**Written request**
Print the lines below exactly as they are, from the line with "Text: α : βᵃ: α : βᵃ bbox=[218, 112, 240, 119]" up to and including the line with "Text: 7 : 1: 7 : 1 bbox=[219, 173, 238, 181]".

====== Material to process

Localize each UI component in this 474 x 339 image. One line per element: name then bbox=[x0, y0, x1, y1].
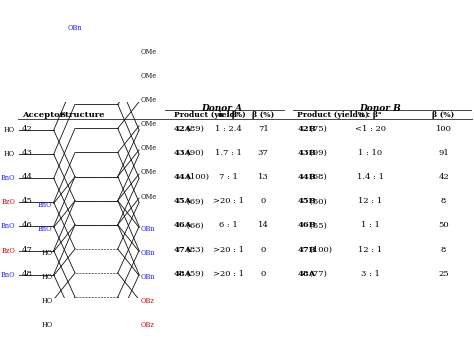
Text: α : βᵃ: α : βᵃ bbox=[218, 112, 240, 119]
Text: (77): (77) bbox=[307, 270, 327, 278]
Text: 44A: 44A bbox=[174, 173, 192, 181]
Text: OMe: OMe bbox=[140, 144, 156, 153]
Text: 47: 47 bbox=[22, 245, 33, 254]
Text: 44: 44 bbox=[22, 173, 33, 181]
Text: OBn: OBn bbox=[140, 225, 155, 233]
Text: 45: 45 bbox=[22, 197, 33, 205]
Text: β (%): β (%) bbox=[252, 112, 274, 119]
Text: (100): (100) bbox=[307, 245, 332, 254]
Text: 12 : 1: 12 : 1 bbox=[358, 197, 383, 205]
Text: (83): (83) bbox=[184, 245, 204, 254]
Text: BnO: BnO bbox=[0, 222, 15, 231]
Text: OMe: OMe bbox=[140, 48, 156, 56]
Text: 47A: 47A bbox=[174, 245, 192, 254]
Text: OBn: OBn bbox=[140, 273, 155, 281]
Text: BnO: BnO bbox=[0, 271, 15, 279]
Text: Acceptor: Acceptor bbox=[22, 112, 64, 119]
Text: (99): (99) bbox=[307, 149, 327, 157]
Text: 48A: 48A bbox=[174, 270, 192, 278]
Text: OMe: OMe bbox=[140, 193, 156, 201]
Text: 46A: 46A bbox=[174, 221, 192, 230]
Text: 12 : 1: 12 : 1 bbox=[358, 245, 383, 254]
Text: BzO: BzO bbox=[1, 198, 15, 206]
Text: BnO: BnO bbox=[38, 225, 53, 233]
Text: Donor B: Donor B bbox=[359, 104, 401, 113]
Text: 48A: 48A bbox=[297, 270, 316, 278]
Text: 1 : 1: 1 : 1 bbox=[361, 221, 380, 230]
Text: BnO: BnO bbox=[0, 174, 15, 182]
Text: Product (yield%): Product (yield%) bbox=[174, 112, 246, 119]
Text: 43A: 43A bbox=[174, 149, 192, 157]
Text: 13: 13 bbox=[258, 173, 268, 181]
Text: 42A: 42A bbox=[174, 125, 192, 133]
Text: 42: 42 bbox=[438, 173, 449, 181]
Text: BzO: BzO bbox=[1, 246, 15, 255]
Text: 46: 46 bbox=[22, 221, 33, 230]
Text: 8: 8 bbox=[441, 197, 447, 205]
Text: (89): (89) bbox=[184, 125, 204, 133]
Text: >20 : 1: >20 : 1 bbox=[213, 197, 245, 205]
Text: 71: 71 bbox=[258, 125, 268, 133]
Text: Structure: Structure bbox=[60, 112, 105, 119]
Text: (90): (90) bbox=[184, 149, 204, 157]
Text: 42B: 42B bbox=[297, 125, 316, 133]
Text: 0: 0 bbox=[261, 270, 266, 278]
Text: (68): (68) bbox=[307, 173, 327, 181]
Text: 37: 37 bbox=[258, 149, 268, 157]
Text: 42: 42 bbox=[22, 125, 33, 133]
Text: 46B: 46B bbox=[297, 221, 316, 230]
Text: 45B: 45B bbox=[297, 197, 316, 205]
Text: OMe: OMe bbox=[140, 96, 156, 104]
Text: OBz: OBz bbox=[140, 297, 154, 305]
Text: OBz: OBz bbox=[140, 321, 154, 329]
Text: 1 : 10: 1 : 10 bbox=[358, 149, 383, 157]
Text: (66): (66) bbox=[184, 221, 203, 230]
Text: 25: 25 bbox=[438, 270, 449, 278]
Text: 7 : 1: 7 : 1 bbox=[219, 173, 238, 181]
Text: OBn: OBn bbox=[68, 24, 82, 32]
Text: 44B: 44B bbox=[297, 173, 316, 181]
Text: 47B: 47B bbox=[297, 245, 316, 254]
Text: 91: 91 bbox=[438, 149, 449, 157]
Text: (69): (69) bbox=[184, 197, 204, 205]
Text: HO: HO bbox=[4, 126, 15, 134]
Text: OMe: OMe bbox=[140, 72, 156, 80]
Text: 45A: 45A bbox=[174, 197, 192, 205]
Text: 1.4 : 1: 1.4 : 1 bbox=[357, 173, 384, 181]
Text: (75): (75) bbox=[307, 125, 327, 133]
Text: BnO: BnO bbox=[38, 201, 53, 209]
Text: HO: HO bbox=[41, 321, 53, 329]
Text: HO: HO bbox=[4, 150, 15, 158]
Text: OBn: OBn bbox=[140, 249, 155, 257]
Text: (59): (59) bbox=[184, 270, 204, 278]
Text: α : βᵃ: α : βᵃ bbox=[359, 112, 382, 119]
Text: 43B: 43B bbox=[297, 149, 316, 157]
Text: >20 : 1: >20 : 1 bbox=[213, 245, 245, 254]
Text: HO: HO bbox=[41, 297, 53, 305]
Text: β (%): β (%) bbox=[432, 112, 455, 119]
Text: OMe: OMe bbox=[140, 168, 156, 177]
Text: >20 : 1: >20 : 1 bbox=[213, 270, 245, 278]
Text: 0: 0 bbox=[261, 245, 266, 254]
Text: HO: HO bbox=[41, 273, 53, 281]
Text: (100): (100) bbox=[184, 173, 209, 181]
Text: 0: 0 bbox=[261, 197, 266, 205]
Text: 43: 43 bbox=[22, 149, 33, 157]
Text: 1 : 2.4: 1 : 2.4 bbox=[216, 125, 242, 133]
Text: 1.7 : 1: 1.7 : 1 bbox=[216, 149, 242, 157]
Text: 8: 8 bbox=[441, 245, 447, 254]
Text: Donor A: Donor A bbox=[201, 104, 242, 113]
Text: 50: 50 bbox=[438, 221, 449, 230]
Text: (50): (50) bbox=[307, 197, 327, 205]
Text: 100: 100 bbox=[436, 125, 452, 133]
Text: 6 : 1: 6 : 1 bbox=[219, 221, 238, 230]
Text: 14: 14 bbox=[258, 221, 269, 230]
Text: (55): (55) bbox=[307, 221, 327, 230]
Text: HO: HO bbox=[41, 249, 53, 257]
Text: 3 : 1: 3 : 1 bbox=[361, 270, 380, 278]
Text: <1 : 20: <1 : 20 bbox=[355, 125, 386, 133]
Text: OMe: OMe bbox=[140, 120, 156, 128]
Text: Product (yield%): Product (yield%) bbox=[297, 112, 369, 119]
Text: 48: 48 bbox=[22, 270, 33, 278]
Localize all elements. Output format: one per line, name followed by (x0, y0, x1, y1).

============

**Finished exercise**
Text: α : βᵃ: α : βᵃ bbox=[218, 112, 240, 119]
Text: (77): (77) bbox=[307, 270, 327, 278]
Text: 44A: 44A bbox=[174, 173, 192, 181]
Text: OMe: OMe bbox=[140, 144, 156, 153]
Text: 47: 47 bbox=[22, 245, 33, 254]
Text: 44: 44 bbox=[22, 173, 33, 181]
Text: OBn: OBn bbox=[140, 225, 155, 233]
Text: 45: 45 bbox=[22, 197, 33, 205]
Text: β (%): β (%) bbox=[252, 112, 274, 119]
Text: (100): (100) bbox=[307, 245, 332, 254]
Text: 12 : 1: 12 : 1 bbox=[358, 197, 383, 205]
Text: (83): (83) bbox=[184, 245, 204, 254]
Text: BnO: BnO bbox=[0, 222, 15, 231]
Text: OMe: OMe bbox=[140, 48, 156, 56]
Text: 47A: 47A bbox=[174, 245, 192, 254]
Text: OBn: OBn bbox=[140, 273, 155, 281]
Text: BnO: BnO bbox=[0, 271, 15, 279]
Text: Acceptor: Acceptor bbox=[22, 112, 64, 119]
Text: (99): (99) bbox=[307, 149, 327, 157]
Text: 48A: 48A bbox=[174, 270, 192, 278]
Text: OMe: OMe bbox=[140, 193, 156, 201]
Text: 46A: 46A bbox=[174, 221, 192, 230]
Text: 12 : 1: 12 : 1 bbox=[358, 245, 383, 254]
Text: BzO: BzO bbox=[1, 198, 15, 206]
Text: BnO: BnO bbox=[38, 225, 53, 233]
Text: Donor B: Donor B bbox=[359, 104, 401, 113]
Text: 48A: 48A bbox=[297, 270, 316, 278]
Text: 1 : 1: 1 : 1 bbox=[361, 221, 380, 230]
Text: BnO: BnO bbox=[0, 174, 15, 182]
Text: Product (yield%): Product (yield%) bbox=[174, 112, 246, 119]
Text: 43A: 43A bbox=[174, 149, 192, 157]
Text: 13: 13 bbox=[258, 173, 268, 181]
Text: 42A: 42A bbox=[174, 125, 192, 133]
Text: 42: 42 bbox=[438, 173, 449, 181]
Text: BzO: BzO bbox=[1, 246, 15, 255]
Text: 46: 46 bbox=[22, 221, 33, 230]
Text: 8: 8 bbox=[441, 197, 447, 205]
Text: (89): (89) bbox=[184, 125, 204, 133]
Text: >20 : 1: >20 : 1 bbox=[213, 197, 245, 205]
Text: 71: 71 bbox=[258, 125, 268, 133]
Text: Structure: Structure bbox=[60, 112, 105, 119]
Text: (90): (90) bbox=[184, 149, 204, 157]
Text: 42B: 42B bbox=[297, 125, 316, 133]
Text: 0: 0 bbox=[261, 270, 266, 278]
Text: (68): (68) bbox=[307, 173, 327, 181]
Text: 37: 37 bbox=[258, 149, 268, 157]
Text: 42: 42 bbox=[22, 125, 33, 133]
Text: 46B: 46B bbox=[297, 221, 316, 230]
Text: 45B: 45B bbox=[297, 197, 316, 205]
Text: OMe: OMe bbox=[140, 96, 156, 104]
Text: OBz: OBz bbox=[140, 297, 154, 305]
Text: OBz: OBz bbox=[140, 321, 154, 329]
Text: 1 : 10: 1 : 10 bbox=[358, 149, 383, 157]
Text: (66): (66) bbox=[184, 221, 203, 230]
Text: 25: 25 bbox=[438, 270, 449, 278]
Text: 7 : 1: 7 : 1 bbox=[219, 173, 238, 181]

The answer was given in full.